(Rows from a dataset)
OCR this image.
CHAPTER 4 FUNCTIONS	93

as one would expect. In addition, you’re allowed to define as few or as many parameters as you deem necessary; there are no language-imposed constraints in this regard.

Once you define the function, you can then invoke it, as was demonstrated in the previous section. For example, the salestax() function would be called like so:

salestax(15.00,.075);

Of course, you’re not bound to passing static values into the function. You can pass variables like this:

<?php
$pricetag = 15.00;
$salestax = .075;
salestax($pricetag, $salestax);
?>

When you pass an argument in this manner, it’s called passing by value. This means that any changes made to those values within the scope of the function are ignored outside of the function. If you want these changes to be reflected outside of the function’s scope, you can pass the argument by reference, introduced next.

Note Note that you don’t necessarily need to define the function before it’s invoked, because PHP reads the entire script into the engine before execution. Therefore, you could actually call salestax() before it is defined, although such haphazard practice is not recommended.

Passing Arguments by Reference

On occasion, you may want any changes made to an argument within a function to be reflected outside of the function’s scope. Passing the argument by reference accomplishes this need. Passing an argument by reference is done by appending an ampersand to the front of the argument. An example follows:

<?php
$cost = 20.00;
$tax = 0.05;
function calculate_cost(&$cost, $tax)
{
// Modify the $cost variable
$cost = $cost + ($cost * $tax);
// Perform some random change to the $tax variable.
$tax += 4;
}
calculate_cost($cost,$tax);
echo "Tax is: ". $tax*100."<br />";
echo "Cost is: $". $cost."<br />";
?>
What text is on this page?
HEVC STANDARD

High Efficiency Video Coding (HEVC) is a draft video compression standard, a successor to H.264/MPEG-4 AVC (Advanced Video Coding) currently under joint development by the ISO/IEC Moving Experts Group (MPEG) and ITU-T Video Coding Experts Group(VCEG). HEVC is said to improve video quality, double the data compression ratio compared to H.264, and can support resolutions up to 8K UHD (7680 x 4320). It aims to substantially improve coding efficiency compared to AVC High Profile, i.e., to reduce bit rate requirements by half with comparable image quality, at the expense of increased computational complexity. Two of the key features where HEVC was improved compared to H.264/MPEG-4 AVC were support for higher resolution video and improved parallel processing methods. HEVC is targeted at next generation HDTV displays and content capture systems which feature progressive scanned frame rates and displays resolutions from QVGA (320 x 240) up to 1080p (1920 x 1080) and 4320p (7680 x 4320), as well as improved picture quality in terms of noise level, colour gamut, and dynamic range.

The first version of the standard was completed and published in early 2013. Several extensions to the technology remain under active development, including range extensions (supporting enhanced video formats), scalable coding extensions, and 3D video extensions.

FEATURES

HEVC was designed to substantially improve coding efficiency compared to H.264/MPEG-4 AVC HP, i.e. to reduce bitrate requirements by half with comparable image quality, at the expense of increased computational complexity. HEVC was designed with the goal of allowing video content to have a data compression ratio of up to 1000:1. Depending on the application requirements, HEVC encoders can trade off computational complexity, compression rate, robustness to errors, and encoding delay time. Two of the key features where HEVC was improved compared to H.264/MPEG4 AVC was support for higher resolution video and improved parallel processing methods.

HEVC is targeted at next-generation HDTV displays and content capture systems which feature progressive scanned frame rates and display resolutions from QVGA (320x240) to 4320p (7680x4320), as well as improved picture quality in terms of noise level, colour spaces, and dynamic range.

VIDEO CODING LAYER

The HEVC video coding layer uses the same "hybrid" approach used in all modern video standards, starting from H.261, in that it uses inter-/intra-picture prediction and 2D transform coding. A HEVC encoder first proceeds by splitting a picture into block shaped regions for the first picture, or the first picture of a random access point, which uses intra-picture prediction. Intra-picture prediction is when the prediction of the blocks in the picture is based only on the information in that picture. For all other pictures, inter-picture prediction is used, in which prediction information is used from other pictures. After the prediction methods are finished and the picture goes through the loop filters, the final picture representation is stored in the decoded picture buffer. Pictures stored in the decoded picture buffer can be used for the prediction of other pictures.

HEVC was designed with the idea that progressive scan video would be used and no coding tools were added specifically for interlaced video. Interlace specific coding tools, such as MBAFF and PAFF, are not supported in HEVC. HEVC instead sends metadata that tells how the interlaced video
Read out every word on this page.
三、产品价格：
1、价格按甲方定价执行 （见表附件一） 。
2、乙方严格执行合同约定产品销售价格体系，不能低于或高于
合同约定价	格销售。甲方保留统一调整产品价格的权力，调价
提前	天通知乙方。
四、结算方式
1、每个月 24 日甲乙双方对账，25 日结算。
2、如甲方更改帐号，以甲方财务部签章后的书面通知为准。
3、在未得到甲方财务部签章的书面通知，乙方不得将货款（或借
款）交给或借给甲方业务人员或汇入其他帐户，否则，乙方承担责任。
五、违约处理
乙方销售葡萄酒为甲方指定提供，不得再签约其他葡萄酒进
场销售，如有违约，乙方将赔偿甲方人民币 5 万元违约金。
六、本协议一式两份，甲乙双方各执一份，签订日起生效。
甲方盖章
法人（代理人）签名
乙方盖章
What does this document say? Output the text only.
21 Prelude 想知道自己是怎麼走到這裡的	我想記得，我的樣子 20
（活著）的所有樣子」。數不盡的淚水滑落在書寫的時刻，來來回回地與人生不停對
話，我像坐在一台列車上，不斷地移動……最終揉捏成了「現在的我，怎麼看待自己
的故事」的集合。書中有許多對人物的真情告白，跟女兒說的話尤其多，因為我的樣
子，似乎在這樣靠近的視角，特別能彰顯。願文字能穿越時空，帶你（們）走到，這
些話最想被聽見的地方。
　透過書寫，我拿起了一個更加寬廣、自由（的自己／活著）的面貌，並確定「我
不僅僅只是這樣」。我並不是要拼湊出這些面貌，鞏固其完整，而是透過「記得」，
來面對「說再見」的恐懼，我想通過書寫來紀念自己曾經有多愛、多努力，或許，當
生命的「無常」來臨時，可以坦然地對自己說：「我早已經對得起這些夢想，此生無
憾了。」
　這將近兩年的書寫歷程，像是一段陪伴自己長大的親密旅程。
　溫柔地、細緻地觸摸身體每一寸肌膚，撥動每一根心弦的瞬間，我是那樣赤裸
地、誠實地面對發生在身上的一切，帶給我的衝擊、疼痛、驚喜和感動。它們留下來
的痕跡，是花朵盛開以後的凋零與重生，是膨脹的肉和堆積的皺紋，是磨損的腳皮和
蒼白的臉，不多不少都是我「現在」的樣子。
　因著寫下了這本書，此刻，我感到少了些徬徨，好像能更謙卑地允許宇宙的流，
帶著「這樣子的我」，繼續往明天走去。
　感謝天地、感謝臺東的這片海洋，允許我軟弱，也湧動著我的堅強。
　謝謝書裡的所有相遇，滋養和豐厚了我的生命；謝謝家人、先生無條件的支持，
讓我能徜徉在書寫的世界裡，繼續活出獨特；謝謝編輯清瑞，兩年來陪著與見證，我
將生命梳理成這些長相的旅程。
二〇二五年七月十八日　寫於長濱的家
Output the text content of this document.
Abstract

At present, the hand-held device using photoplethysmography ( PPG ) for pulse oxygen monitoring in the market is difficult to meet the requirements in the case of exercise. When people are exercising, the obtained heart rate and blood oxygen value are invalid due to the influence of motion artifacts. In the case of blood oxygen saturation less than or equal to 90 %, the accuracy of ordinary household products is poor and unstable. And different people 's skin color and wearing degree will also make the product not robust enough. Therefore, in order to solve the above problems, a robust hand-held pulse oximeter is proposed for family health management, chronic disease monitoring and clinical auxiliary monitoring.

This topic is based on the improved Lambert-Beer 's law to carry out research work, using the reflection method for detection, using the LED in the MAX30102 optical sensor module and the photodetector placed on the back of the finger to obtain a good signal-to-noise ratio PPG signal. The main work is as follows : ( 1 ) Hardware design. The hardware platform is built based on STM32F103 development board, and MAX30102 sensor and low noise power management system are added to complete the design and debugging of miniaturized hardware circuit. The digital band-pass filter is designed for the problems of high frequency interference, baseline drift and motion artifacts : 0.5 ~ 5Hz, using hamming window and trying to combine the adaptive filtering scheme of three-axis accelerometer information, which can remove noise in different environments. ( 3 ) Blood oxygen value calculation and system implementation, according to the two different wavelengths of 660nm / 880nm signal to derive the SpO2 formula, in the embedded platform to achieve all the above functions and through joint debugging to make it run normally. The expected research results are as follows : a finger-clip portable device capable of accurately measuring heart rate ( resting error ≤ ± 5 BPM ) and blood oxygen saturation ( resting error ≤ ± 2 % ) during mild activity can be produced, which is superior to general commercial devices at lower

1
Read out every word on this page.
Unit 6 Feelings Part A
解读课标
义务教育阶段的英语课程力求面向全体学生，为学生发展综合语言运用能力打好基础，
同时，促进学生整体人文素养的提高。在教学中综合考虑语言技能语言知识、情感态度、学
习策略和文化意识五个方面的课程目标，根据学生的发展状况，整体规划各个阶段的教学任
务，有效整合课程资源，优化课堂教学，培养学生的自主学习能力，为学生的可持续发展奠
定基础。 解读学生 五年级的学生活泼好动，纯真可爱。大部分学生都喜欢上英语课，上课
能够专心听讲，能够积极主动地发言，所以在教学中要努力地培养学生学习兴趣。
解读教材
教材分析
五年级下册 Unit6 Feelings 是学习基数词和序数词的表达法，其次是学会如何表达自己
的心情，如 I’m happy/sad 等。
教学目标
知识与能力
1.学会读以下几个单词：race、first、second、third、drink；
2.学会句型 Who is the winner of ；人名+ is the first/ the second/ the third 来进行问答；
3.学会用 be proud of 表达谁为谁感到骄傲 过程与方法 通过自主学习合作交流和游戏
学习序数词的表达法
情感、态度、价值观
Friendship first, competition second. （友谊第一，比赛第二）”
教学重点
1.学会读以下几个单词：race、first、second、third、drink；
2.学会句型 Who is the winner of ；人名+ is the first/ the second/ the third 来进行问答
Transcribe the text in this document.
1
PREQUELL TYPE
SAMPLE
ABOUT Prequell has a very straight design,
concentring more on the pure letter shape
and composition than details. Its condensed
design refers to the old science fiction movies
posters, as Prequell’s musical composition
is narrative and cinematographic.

> _Task prompt_: Pull out every line above that holds the word "random".

> _Task answer_:
// Perform some random change to the $tax variable.
The HEVC video coding layer uses the same "hybrid" approach used in all modern video standards, starting from H.261, in that it uses inter-/intra-picture prediction and 2D transform coding. A HEVC encoder first proceeds by splitting a picture into block shaped regions for the first picture, or the first picture of a random access point, which uses intra-picture prediction. Intra-picture prediction is when the prediction of the blocks in the picture is based only on the information in that picture. For all other pictures, inter-picture prediction is used, in which prediction information is used from other pictures. After the prediction methods are finished and the picture goes through the loop filters, the final picture representation is stored in the decoded picture buffer. Pictures stored in the decoded picture buffer can be used for the prediction of other pictures.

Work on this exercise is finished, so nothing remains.